Exercise requirements:
Drop the pictures from the entries below, then reproduce the rest exactly.

Records for processing:
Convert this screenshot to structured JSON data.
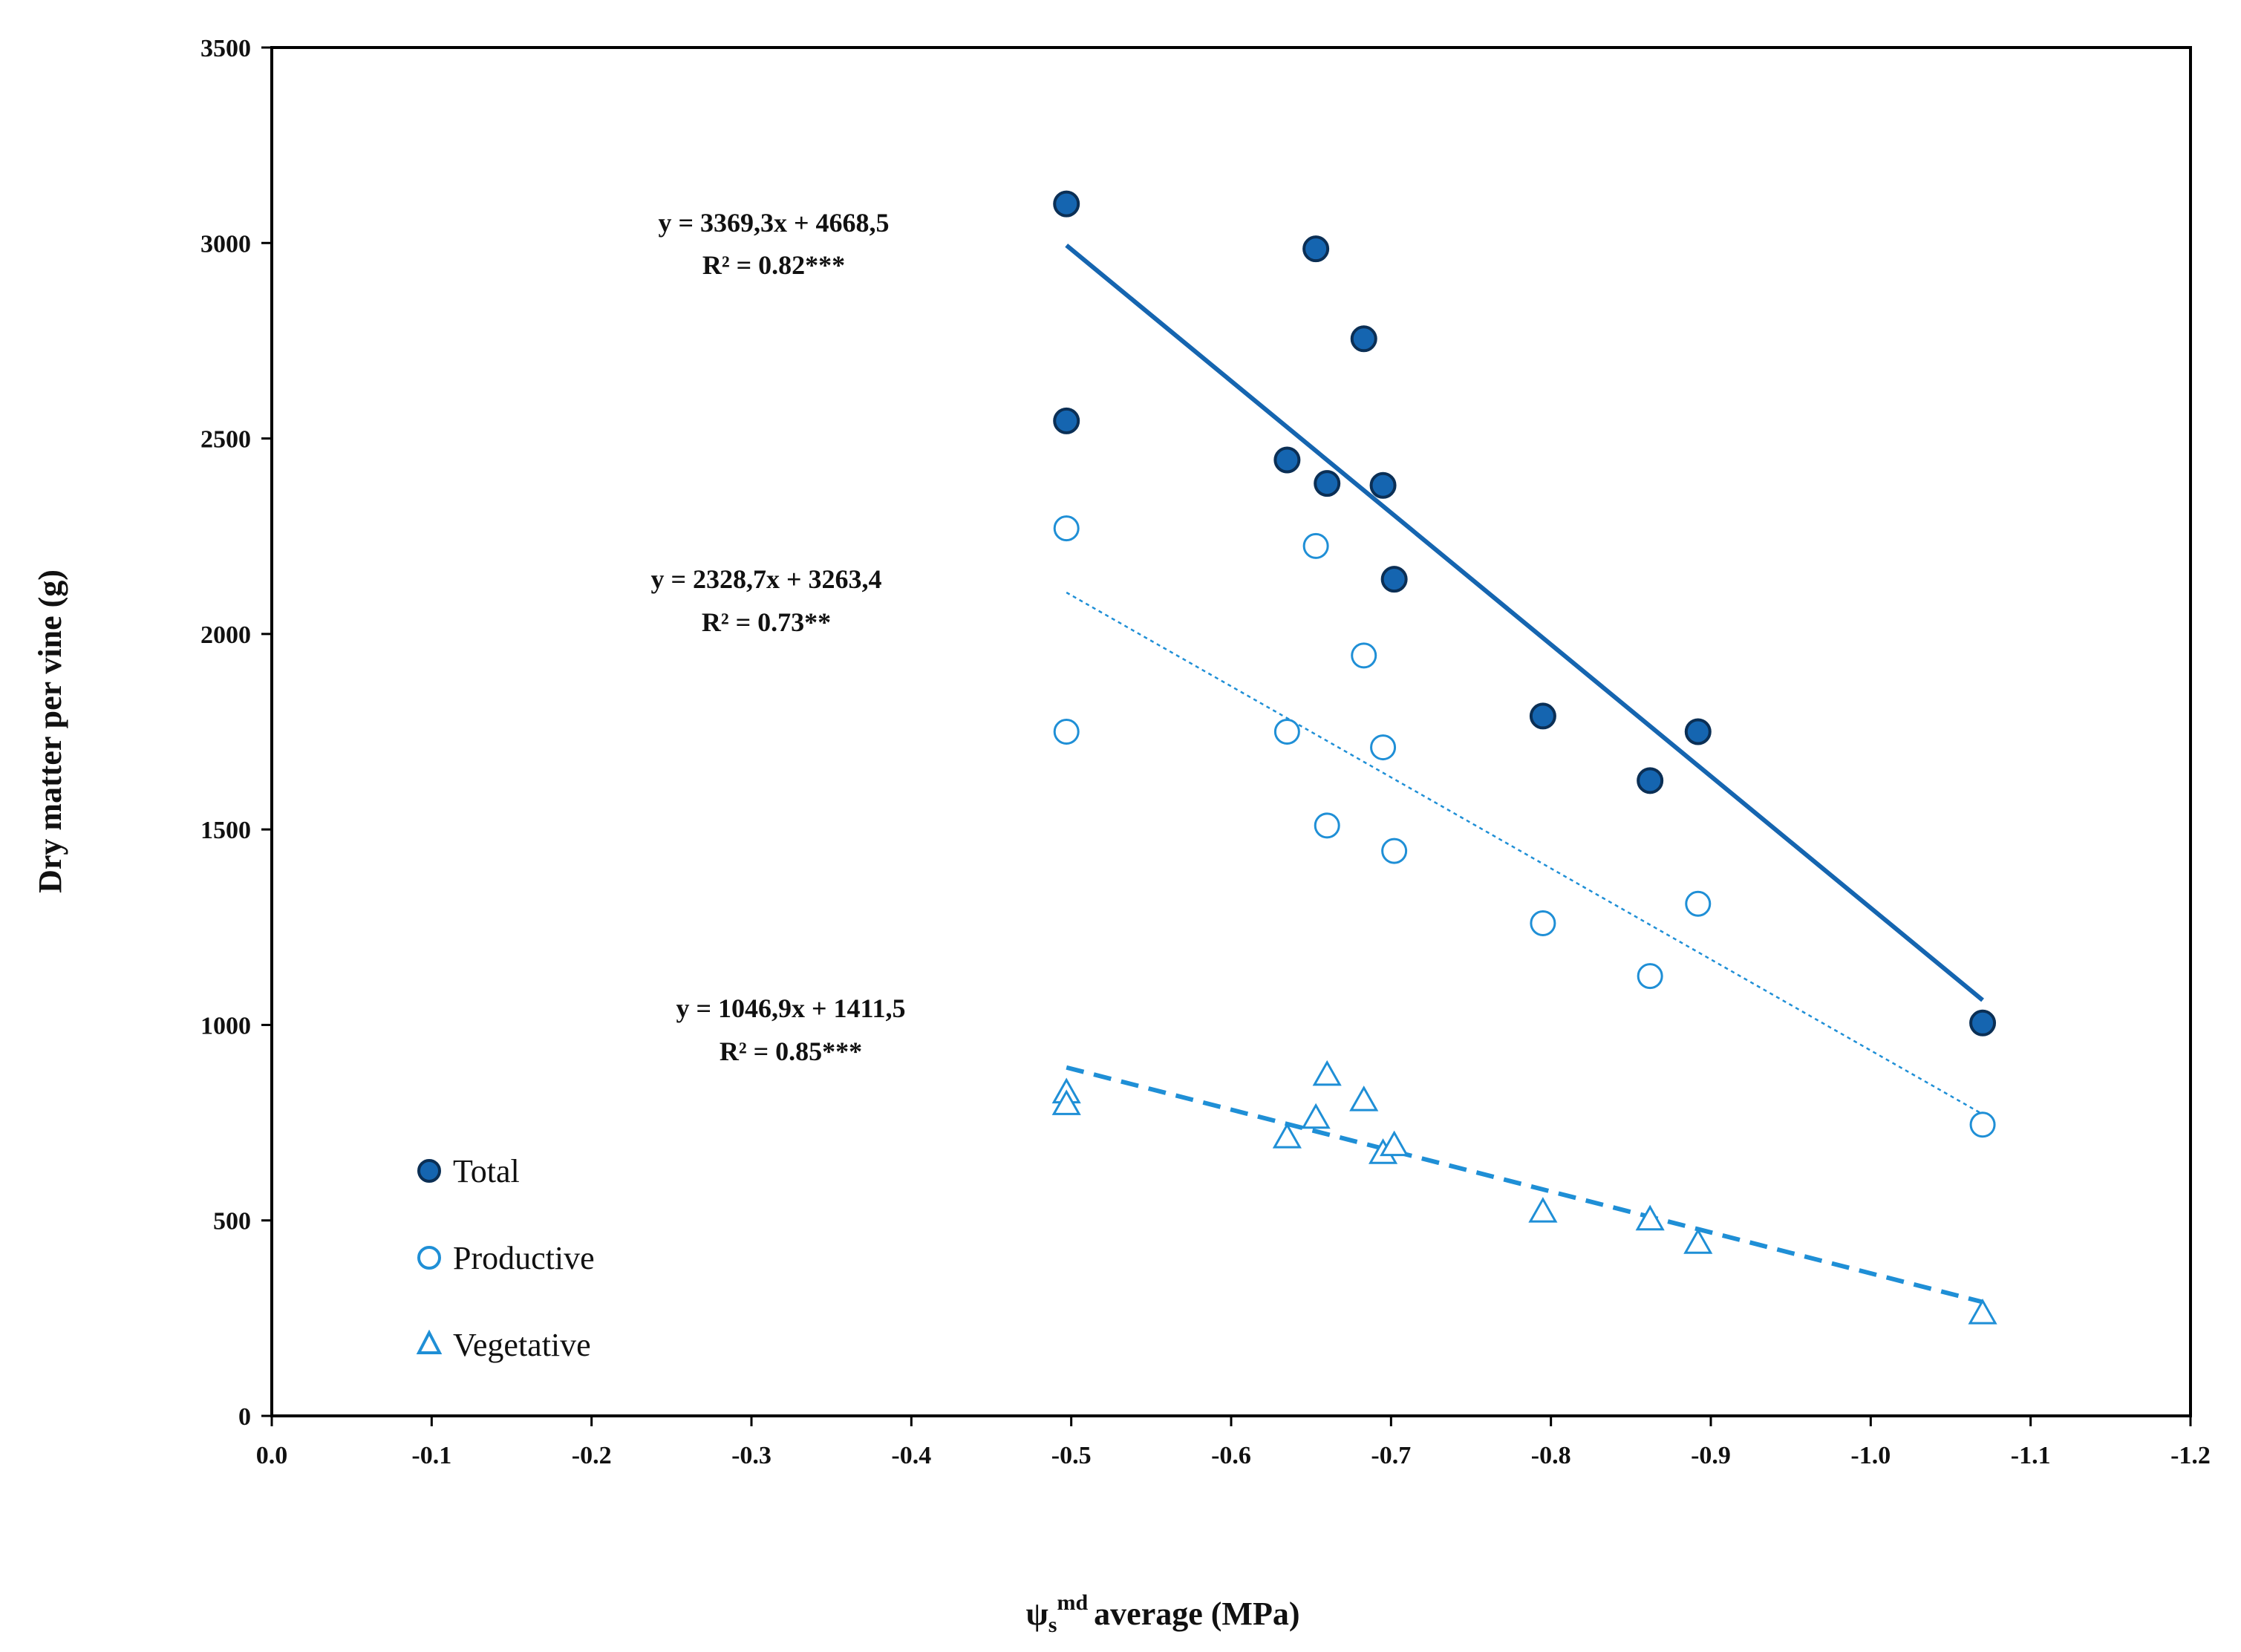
{
  "chart_data": {
    "type": "scatter",
    "title": "",
    "xlabel": "ψsmd average (MPa)",
    "xlabel_parts": {
      "base": "ψ",
      "sub": "s",
      "sup": "md",
      "rest": "average (MPa)"
    },
    "ylabel": "Dry matter per vine (g)",
    "xlim": [
      0,
      -1.2
    ],
    "ylim": [
      0,
      3500
    ],
    "x_ticks": [
      "0.0",
      "-0.1",
      "-0.2",
      "-0.3",
      "-0.4",
      "-0.5",
      "-0.6",
      "-0.7",
      "-0.8",
      "-0.9",
      "-1.0",
      "-1.1",
      "-1.2"
    ],
    "x_tick_values": [
      0,
      -0.1,
      -0.2,
      -0.3,
      -0.4,
      -0.5,
      -0.6,
      -0.7,
      -0.8,
      -0.9,
      -1.0,
      -1.1,
      -1.2
    ],
    "y_ticks": [
      "0",
      "500",
      "1000",
      "1500",
      "2000",
      "2500",
      "3000",
      "3500"
    ],
    "y_tick_values": [
      0,
      500,
      1000,
      1500,
      2000,
      2500,
      3000,
      3500
    ],
    "grid": false,
    "legend_position": "lower-left",
    "series": [
      {
        "name": "Total",
        "marker": "filled-circle",
        "color": "#1565b0",
        "edge_color": "#0b2f55",
        "x": [
          -0.497,
          -0.497,
          -0.653,
          -0.683,
          -0.635,
          -0.66,
          -0.695,
          -0.702,
          -0.795,
          -0.862,
          -0.892,
          -1.07
        ],
        "y": [
          3100,
          2545,
          2985,
          2755,
          2445,
          2385,
          2380,
          2140,
          1790,
          1625,
          1750,
          1005
        ],
        "trendline": {
          "equation": "y = 3369,3x + 4668,5",
          "r2": "R² = 0.82***",
          "slope": 3369.3,
          "intercept": 4668.5,
          "x_range": [
            -0.497,
            -1.07
          ],
          "style": "solid"
        }
      },
      {
        "name": "Productive",
        "marker": "open-circle",
        "color": "#1f8fd6",
        "x": [
          -0.497,
          -0.497,
          -0.653,
          -0.683,
          -0.635,
          -0.66,
          -0.695,
          -0.702,
          -0.795,
          -0.862,
          -0.892,
          -1.07
        ],
        "y": [
          2270,
          1750,
          2225,
          1945,
          1750,
          1510,
          1710,
          1445,
          1260,
          1125,
          1310,
          745
        ],
        "trendline": {
          "equation": "y = 2328,7x + 3263,4",
          "r2": "R² = 0.73**",
          "slope": 2328.7,
          "intercept": 3263.4,
          "x_range": [
            -0.497,
            -1.07
          ],
          "style": "dotted"
        }
      },
      {
        "name": "Vegetative",
        "marker": "open-triangle",
        "color": "#1f8fd6",
        "x": [
          -0.497,
          -0.497,
          -0.653,
          -0.683,
          -0.635,
          -0.66,
          -0.695,
          -0.702,
          -0.795,
          -0.862,
          -0.892,
          -1.07
        ],
        "y": [
          825,
          795,
          760,
          805,
          710,
          870,
          670,
          690,
          520,
          500,
          440,
          260
        ],
        "trendline": {
          "equation": "y = 1046,9x + 1411,5",
          "r2": "R² = 0.85***",
          "slope": 1046.9,
          "intercept": 1411.5,
          "x_range": [
            -0.497,
            -1.07
          ],
          "style": "dashed"
        }
      }
    ]
  },
  "colors": {
    "total": "#1565b0",
    "open_markers": "#1f8fd6",
    "axis": "#000000"
  }
}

Response:
Convert this screenshot to structured JSON data.
{
  "chart_data": {
    "type": "scatter",
    "title": "",
    "xlabel": "ψsmd average (MPa)",
    "xlabel_parts": {
      "base": "ψ",
      "sub": "s",
      "sup": "md",
      "rest": "average (MPa)"
    },
    "ylabel": "Dry matter per vine (g)",
    "xlim": [
      0,
      -1.2
    ],
    "ylim": [
      0,
      3500
    ],
    "x_ticks": [
      "0.0",
      "-0.1",
      "-0.2",
      "-0.3",
      "-0.4",
      "-0.5",
      "-0.6",
      "-0.7",
      "-0.8",
      "-0.9",
      "-1.0",
      "-1.1",
      "-1.2"
    ],
    "x_tick_values": [
      0,
      -0.1,
      -0.2,
      -0.3,
      -0.4,
      -0.5,
      -0.6,
      -0.7,
      -0.8,
      -0.9,
      -1.0,
      -1.1,
      -1.2
    ],
    "y_ticks": [
      "0",
      "500",
      "1000",
      "1500",
      "2000",
      "2500",
      "3000",
      "3500"
    ],
    "y_tick_values": [
      0,
      500,
      1000,
      1500,
      2000,
      2500,
      3000,
      3500
    ],
    "grid": false,
    "legend_position": "lower-left",
    "series": [
      {
        "name": "Total",
        "marker": "filled-circle",
        "color": "#1565b0",
        "edge_color": "#0b2f55",
        "x": [
          -0.497,
          -0.497,
          -0.653,
          -0.683,
          -0.635,
          -0.66,
          -0.695,
          -0.702,
          -0.795,
          -0.862,
          -0.892,
          -1.07
        ],
        "y": [
          3100,
          2545,
          2985,
          2755,
          2445,
          2385,
          2380,
          2140,
          1790,
          1625,
          1750,
          1005
        ],
        "trendline": {
          "equation": "y = 3369,3x + 4668,5",
          "r2": "R² = 0.82***",
          "slope": 3369.3,
          "intercept": 4668.5,
          "x_range": [
            -0.497,
            -1.07
          ],
          "style": "solid"
        }
      },
      {
        "name": "Productive",
        "marker": "open-circle",
        "color": "#1f8fd6",
        "x": [
          -0.497,
          -0.497,
          -0.653,
          -0.683,
          -0.635,
          -0.66,
          -0.695,
          -0.702,
          -0.795,
          -0.862,
          -0.892,
          -1.07
        ],
        "y": [
          2270,
          1750,
          2225,
          1945,
          1750,
          1510,
          1710,
          1445,
          1260,
          1125,
          1310,
          745
        ],
        "trendline": {
          "equation": "y = 2328,7x + 3263,4",
          "r2": "R² = 0.73**",
          "slope": 2328.7,
          "intercept": 3263.4,
          "x_range": [
            -0.497,
            -1.07
          ],
          "style": "dotted"
        }
      },
      {
        "name": "Vegetative",
        "marker": "open-triangle",
        "color": "#1f8fd6",
        "x": [
          -0.497,
          -0.497,
          -0.653,
          -0.683,
          -0.635,
          -0.66,
          -0.695,
          -0.702,
          -0.795,
          -0.862,
          -0.892,
          -1.07
        ],
        "y": [
          825,
          795,
          760,
          805,
          710,
          870,
          670,
          690,
          520,
          500,
          440,
          260
        ],
        "trendline": {
          "equation": "y = 1046,9x + 1411,5",
          "r2": "R² = 0.85***",
          "slope": 1046.9,
          "intercept": 1411.5,
          "x_range": [
            -0.497,
            -1.07
          ],
          "style": "dashed"
        }
      }
    ]
  },
  "colors": {
    "total": "#1565b0",
    "open_markers": "#1f8fd6",
    "axis": "#000000"
  }
}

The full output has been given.